_SHORT TASK:_
Print each line of the listing once more, precisely as given.

_PROVIDED ENTRIES:_

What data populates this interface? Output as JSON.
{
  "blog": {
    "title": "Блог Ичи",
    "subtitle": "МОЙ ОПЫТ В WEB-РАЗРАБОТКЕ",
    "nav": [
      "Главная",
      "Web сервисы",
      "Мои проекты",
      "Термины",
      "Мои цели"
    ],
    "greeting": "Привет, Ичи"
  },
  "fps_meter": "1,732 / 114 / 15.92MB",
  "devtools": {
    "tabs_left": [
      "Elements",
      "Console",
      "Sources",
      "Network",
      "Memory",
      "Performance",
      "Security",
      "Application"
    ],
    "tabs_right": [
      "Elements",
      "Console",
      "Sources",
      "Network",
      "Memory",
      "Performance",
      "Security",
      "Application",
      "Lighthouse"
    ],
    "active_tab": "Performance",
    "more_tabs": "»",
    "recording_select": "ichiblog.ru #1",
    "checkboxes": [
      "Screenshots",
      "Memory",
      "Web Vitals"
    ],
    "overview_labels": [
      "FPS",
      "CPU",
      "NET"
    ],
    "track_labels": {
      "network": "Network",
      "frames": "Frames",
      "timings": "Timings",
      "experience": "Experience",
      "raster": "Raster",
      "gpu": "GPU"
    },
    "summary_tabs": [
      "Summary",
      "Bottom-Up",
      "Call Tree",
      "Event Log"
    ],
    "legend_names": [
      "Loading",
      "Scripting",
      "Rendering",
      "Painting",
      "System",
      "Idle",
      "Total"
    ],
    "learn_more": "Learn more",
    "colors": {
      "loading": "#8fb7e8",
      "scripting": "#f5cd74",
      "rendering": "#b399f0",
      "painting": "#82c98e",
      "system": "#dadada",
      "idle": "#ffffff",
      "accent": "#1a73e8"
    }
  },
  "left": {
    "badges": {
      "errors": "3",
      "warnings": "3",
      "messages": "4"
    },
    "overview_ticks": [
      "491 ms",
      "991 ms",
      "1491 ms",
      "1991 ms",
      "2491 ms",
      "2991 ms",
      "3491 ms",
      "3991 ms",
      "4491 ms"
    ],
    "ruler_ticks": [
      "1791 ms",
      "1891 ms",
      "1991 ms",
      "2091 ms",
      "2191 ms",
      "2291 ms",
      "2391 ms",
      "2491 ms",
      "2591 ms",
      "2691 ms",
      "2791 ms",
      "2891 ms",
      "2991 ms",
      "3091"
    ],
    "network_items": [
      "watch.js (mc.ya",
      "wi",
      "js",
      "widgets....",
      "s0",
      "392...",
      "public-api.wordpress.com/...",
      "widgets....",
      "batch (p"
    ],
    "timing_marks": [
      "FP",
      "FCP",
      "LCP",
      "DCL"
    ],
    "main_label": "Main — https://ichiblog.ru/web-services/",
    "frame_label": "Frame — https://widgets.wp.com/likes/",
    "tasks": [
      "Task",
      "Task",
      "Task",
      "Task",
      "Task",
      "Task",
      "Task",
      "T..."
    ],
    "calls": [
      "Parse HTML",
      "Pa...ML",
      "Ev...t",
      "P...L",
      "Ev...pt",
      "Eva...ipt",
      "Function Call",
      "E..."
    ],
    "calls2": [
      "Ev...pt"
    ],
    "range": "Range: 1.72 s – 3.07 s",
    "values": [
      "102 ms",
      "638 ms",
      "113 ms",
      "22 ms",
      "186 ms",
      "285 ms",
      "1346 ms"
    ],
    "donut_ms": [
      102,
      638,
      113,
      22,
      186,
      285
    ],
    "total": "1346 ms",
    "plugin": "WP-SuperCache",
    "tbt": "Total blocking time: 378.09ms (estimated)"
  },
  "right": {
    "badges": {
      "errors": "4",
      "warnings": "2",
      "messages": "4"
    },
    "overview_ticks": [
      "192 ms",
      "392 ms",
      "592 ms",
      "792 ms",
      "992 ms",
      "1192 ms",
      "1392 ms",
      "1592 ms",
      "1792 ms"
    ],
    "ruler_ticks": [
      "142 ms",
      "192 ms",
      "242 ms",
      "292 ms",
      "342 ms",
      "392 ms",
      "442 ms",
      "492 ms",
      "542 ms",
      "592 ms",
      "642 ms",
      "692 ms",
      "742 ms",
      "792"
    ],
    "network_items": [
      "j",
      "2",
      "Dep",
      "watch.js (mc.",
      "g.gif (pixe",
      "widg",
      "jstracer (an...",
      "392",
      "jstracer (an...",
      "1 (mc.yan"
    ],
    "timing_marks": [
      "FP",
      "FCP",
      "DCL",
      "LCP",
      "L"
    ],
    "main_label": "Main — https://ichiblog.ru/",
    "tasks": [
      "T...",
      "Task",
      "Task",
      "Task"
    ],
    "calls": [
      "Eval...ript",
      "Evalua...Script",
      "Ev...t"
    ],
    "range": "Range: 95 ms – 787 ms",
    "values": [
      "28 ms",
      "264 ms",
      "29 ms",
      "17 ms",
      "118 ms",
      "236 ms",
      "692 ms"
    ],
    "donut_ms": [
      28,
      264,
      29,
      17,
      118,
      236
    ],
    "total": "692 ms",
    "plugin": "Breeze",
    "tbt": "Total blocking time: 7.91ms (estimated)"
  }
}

_RESULT:_
What data populates this interface? Output as JSON.
{
  "blog": {
    "title": "Блог Ичи",
    "subtitle": "МОЙ ОПЫТ В WEB-РАЗРАБОТКЕ",
    "nav": [
      "Главная",
      "Web сервисы",
      "Мои проекты",
      "Термины",
      "Мои цели"
    ],
    "greeting": "Привет, Ичи"
  },
  "fps_meter": "1,732 / 114 / 15.92MB",
  "devtools": {
    "tabs_left": [
      "Elements",
      "Console",
      "Sources",
      "Network",
      "Memory",
      "Performance",
      "Security",
      "Application"
    ],
    "tabs_right": [
      "Elements",
      "Console",
      "Sources",
      "Network",
      "Memory",
      "Performance",
      "Security",
      "Application",
      "Lighthouse"
    ],
    "active_tab": "Performance",
    "more_tabs": "»",
    "recording_select": "ichiblog.ru #1",
    "checkboxes": [
      "Screenshots",
      "Memory",
      "Web Vitals"
    ],
    "overview_labels": [
      "FPS",
      "CPU",
      "NET"
    ],
    "track_labels": {
      "network": "Network",
      "frames": "Frames",
      "timings": "Timings",
      "experience": "Experience",
      "raster": "Raster",
      "gpu": "GPU"
    },
    "summary_tabs": [
      "Summary",
      "Bottom-Up",
      "Call Tree",
      "Event Log"
    ],
    "legend_names": [
      "Loading",
      "Scripting",
      "Rendering",
      "Painting",
      "System",
      "Idle",
      "Total"
    ],
    "learn_more": "Learn more",
    "colors": {
      "loading": "#8fb7e8",
      "scripting": "#f5cd74",
      "rendering": "#b399f0",
      "painting": "#82c98e",
      "system": "#dadada",
      "idle": "#ffffff",
      "accent": "#1a73e8"
    }
  },
  "left": {
    "badges": {
      "errors": "3",
      "warnings": "3",
      "messages": "4"
    },
    "overview_ticks": [
      "491 ms",
      "991 ms",
      "1491 ms",
      "1991 ms",
      "2491 ms",
      "2991 ms",
      "3491 ms",
      "3991 ms",
      "4491 ms"
    ],
    "ruler_ticks": [
      "1791 ms",
      "1891 ms",
      "1991 ms",
      "2091 ms",
      "2191 ms",
      "2291 ms",
      "2391 ms",
      "2491 ms",
      "2591 ms",
      "2691 ms",
      "2791 ms",
      "2891 ms",
      "2991 ms",
      "3091"
    ],
    "network_items": [
      "watch.js (mc.ya",
      "wi",
      "js",
      "widgets....",
      "s0",
      "392...",
      "public-api.wordpress.com/...",
      "widgets....",
      "batch (p"
    ],
    "timing_marks": [
      "FP",
      "FCP",
      "LCP",
      "DCL"
    ],
    "main_label": "Main — https://ichiblog.ru/web-services/",
    "frame_label": "Frame — https://widgets.wp.com/likes/",
    "tasks": [
      "Task",
      "Task",
      "Task",
      "Task",
      "Task",
      "Task",
      "Task",
      "T..."
    ],
    "calls": [
      "Parse HTML",
      "Pa...ML",
      "Ev...t",
      "P...L",
      "Ev...pt",
      "Eva...ipt",
      "Function Call",
      "E..."
    ],
    "calls2": [
      "Ev...pt"
    ],
    "range": "Range: 1.72 s – 3.07 s",
    "values": [
      "102 ms",
      "638 ms",
      "113 ms",
      "22 ms",
      "186 ms",
      "285 ms",
      "1346 ms"
    ],
    "donut_ms": [
      102,
      638,
      113,
      22,
      186,
      285
    ],
    "total": "1346 ms",
    "plugin": "WP-SuperCache",
    "tbt": "Total blocking time: 378.09ms (estimated)"
  },
  "right": {
    "badges": {
      "errors": "4",
      "warnings": "2",
      "messages": "4"
    },
    "overview_ticks": [
      "192 ms",
      "392 ms",
      "592 ms",
      "792 ms",
      "992 ms",
      "1192 ms",
      "1392 ms",
      "1592 ms",
      "1792 ms"
    ],
    "ruler_ticks": [
      "142 ms",
      "192 ms",
      "242 ms",
      "292 ms",
      "342 ms",
      "392 ms",
      "442 ms",
      "492 ms",
      "542 ms",
      "592 ms",
      "642 ms",
      "692 ms",
      "742 ms",
      "792"
    ],
    "network_items": [
      "j",
      "2",
      "Dep",
      "watch.js (mc.",
      "g.gif (pixe",
      "widg",
      "jstracer (an...",
      "392",
      "jstracer (an...",
      "1 (mc.yan"
    ],
    "timing_marks": [
      "FP",
      "FCP",
      "DCL",
      "LCP",
      "L"
    ],
    "main_label": "Main — https://ichiblog.ru/",
    "tasks": [
      "T...",
      "Task",
      "Task",
      "Task"
    ],
    "calls": [
      "Eval...ript",
      "Evalua...Script",
      "Ev...t"
    ],
    "range": "Range: 95 ms – 787 ms",
    "values": [
      "28 ms",
      "264 ms",
      "29 ms",
      "17 ms",
      "118 ms",
      "236 ms",
      "692 ms"
    ],
    "donut_ms": [
      28,
      264,
      29,
      17,
      118,
      236
    ],
    "total": "692 ms",
    "plugin": "Breeze",
    "tbt": "Total blocking time: 7.91ms (estimated)"
  }
}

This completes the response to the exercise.